Locate each line of the material that contains "preview", then return it.

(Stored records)
════════════════════
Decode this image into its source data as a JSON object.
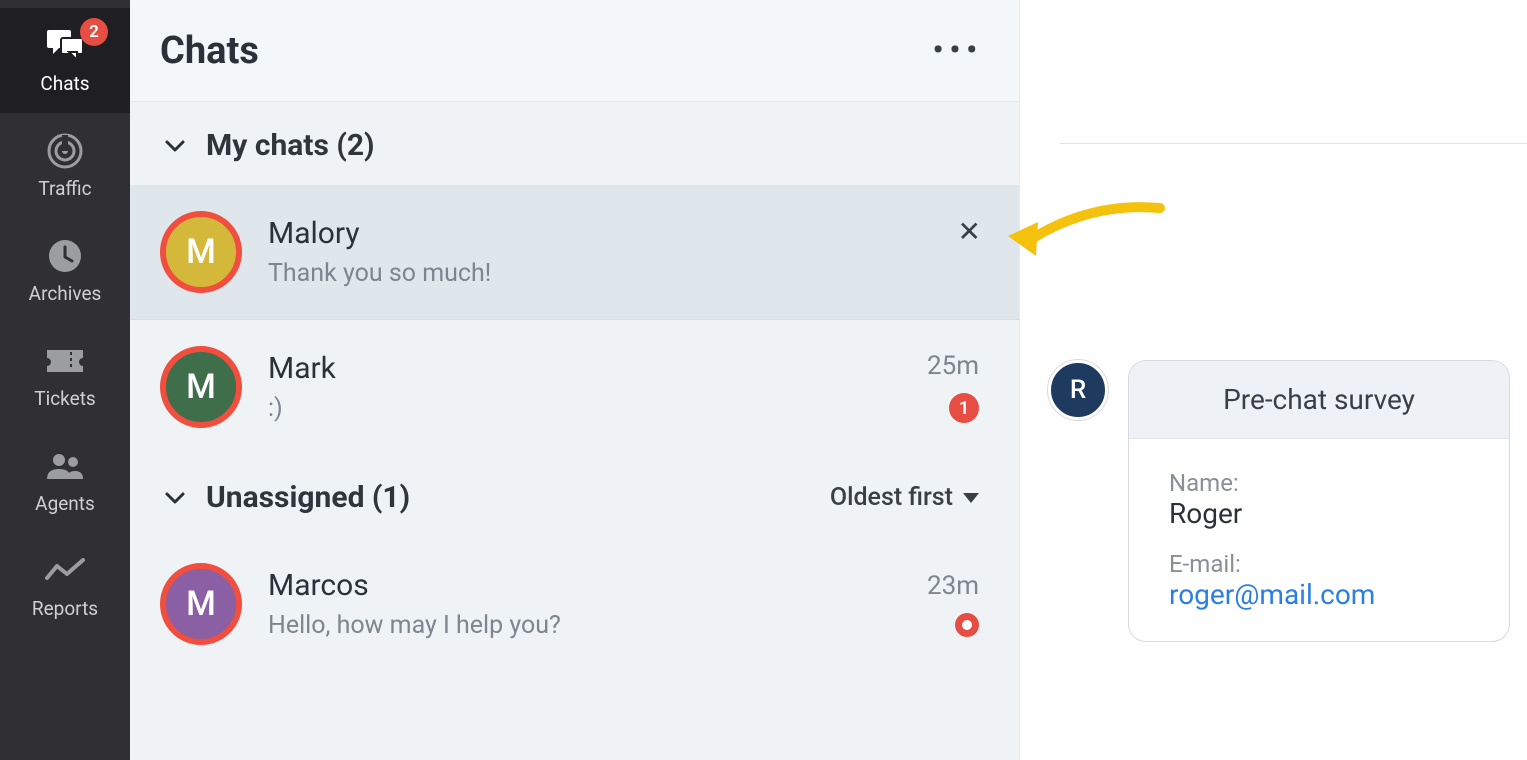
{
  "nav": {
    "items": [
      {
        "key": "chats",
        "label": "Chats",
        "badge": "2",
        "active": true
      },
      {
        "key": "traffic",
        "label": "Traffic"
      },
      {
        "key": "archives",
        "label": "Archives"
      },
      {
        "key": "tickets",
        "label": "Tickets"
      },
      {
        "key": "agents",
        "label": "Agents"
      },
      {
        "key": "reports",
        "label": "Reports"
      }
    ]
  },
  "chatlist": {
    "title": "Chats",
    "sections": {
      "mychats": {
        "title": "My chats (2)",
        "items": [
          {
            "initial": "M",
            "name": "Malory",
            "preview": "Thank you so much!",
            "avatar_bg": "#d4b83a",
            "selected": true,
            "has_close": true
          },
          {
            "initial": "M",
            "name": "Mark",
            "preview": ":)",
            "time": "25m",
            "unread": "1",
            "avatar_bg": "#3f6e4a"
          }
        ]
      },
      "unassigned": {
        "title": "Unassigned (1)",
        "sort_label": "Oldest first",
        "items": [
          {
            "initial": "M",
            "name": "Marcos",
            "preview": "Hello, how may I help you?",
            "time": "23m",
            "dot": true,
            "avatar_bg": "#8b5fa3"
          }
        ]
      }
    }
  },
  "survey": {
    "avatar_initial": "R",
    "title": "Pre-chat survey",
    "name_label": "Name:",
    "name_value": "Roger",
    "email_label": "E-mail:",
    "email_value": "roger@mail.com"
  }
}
════════════════════
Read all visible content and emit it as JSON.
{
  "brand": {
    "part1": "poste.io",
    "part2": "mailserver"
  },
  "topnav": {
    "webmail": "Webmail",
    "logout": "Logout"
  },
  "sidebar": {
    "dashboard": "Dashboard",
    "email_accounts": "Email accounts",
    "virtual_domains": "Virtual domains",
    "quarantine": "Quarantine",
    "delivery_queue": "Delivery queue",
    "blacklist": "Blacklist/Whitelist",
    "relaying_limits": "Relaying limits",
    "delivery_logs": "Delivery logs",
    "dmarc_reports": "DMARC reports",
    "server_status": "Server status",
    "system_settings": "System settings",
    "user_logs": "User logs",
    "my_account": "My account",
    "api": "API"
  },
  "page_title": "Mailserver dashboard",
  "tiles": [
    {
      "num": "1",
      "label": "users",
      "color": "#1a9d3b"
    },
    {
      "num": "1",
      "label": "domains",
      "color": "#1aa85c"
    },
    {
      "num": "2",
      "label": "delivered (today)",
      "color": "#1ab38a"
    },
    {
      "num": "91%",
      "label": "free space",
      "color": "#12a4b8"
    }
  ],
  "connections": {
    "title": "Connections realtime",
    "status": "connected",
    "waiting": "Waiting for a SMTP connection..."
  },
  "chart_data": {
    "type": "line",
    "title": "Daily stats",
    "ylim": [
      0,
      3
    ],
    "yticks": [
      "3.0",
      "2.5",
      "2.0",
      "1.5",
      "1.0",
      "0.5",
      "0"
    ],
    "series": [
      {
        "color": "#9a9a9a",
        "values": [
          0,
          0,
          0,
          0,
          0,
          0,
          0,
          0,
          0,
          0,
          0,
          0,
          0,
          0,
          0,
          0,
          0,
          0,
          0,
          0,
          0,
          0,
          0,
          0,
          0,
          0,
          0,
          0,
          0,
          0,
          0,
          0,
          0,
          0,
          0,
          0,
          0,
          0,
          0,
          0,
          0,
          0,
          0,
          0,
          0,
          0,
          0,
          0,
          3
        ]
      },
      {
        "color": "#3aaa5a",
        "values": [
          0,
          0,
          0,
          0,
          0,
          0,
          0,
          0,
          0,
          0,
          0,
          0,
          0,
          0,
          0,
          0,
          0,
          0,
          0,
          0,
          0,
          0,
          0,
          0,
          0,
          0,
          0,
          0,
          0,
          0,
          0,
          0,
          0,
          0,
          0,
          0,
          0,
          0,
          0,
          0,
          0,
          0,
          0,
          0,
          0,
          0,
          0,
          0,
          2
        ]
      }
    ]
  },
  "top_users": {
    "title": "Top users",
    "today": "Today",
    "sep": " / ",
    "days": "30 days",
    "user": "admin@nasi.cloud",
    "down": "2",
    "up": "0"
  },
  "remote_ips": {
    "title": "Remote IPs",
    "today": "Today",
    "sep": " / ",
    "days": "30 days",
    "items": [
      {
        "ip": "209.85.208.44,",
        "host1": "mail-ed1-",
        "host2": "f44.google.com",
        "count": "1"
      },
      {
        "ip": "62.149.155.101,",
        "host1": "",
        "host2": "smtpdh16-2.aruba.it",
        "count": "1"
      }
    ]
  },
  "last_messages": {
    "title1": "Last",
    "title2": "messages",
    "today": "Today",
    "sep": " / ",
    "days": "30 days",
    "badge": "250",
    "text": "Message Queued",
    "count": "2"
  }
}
════════════════════
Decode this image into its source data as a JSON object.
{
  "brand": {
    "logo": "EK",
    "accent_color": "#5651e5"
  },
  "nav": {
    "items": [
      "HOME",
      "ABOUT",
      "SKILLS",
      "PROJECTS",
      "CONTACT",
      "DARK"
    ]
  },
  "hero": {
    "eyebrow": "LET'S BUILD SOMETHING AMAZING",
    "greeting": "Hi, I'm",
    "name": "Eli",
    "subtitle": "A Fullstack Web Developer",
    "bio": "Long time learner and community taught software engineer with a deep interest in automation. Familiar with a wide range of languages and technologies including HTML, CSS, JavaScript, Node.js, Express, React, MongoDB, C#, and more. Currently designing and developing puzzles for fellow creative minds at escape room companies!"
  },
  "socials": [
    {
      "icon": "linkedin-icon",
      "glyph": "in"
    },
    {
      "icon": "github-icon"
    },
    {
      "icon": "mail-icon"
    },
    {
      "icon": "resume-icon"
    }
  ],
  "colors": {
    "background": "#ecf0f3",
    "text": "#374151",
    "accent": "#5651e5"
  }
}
════════════════════
→ OUTPUT:
            "preview": "Thank you so much!",
            "preview": ":)",
            "preview": "Hello, how may I help you?",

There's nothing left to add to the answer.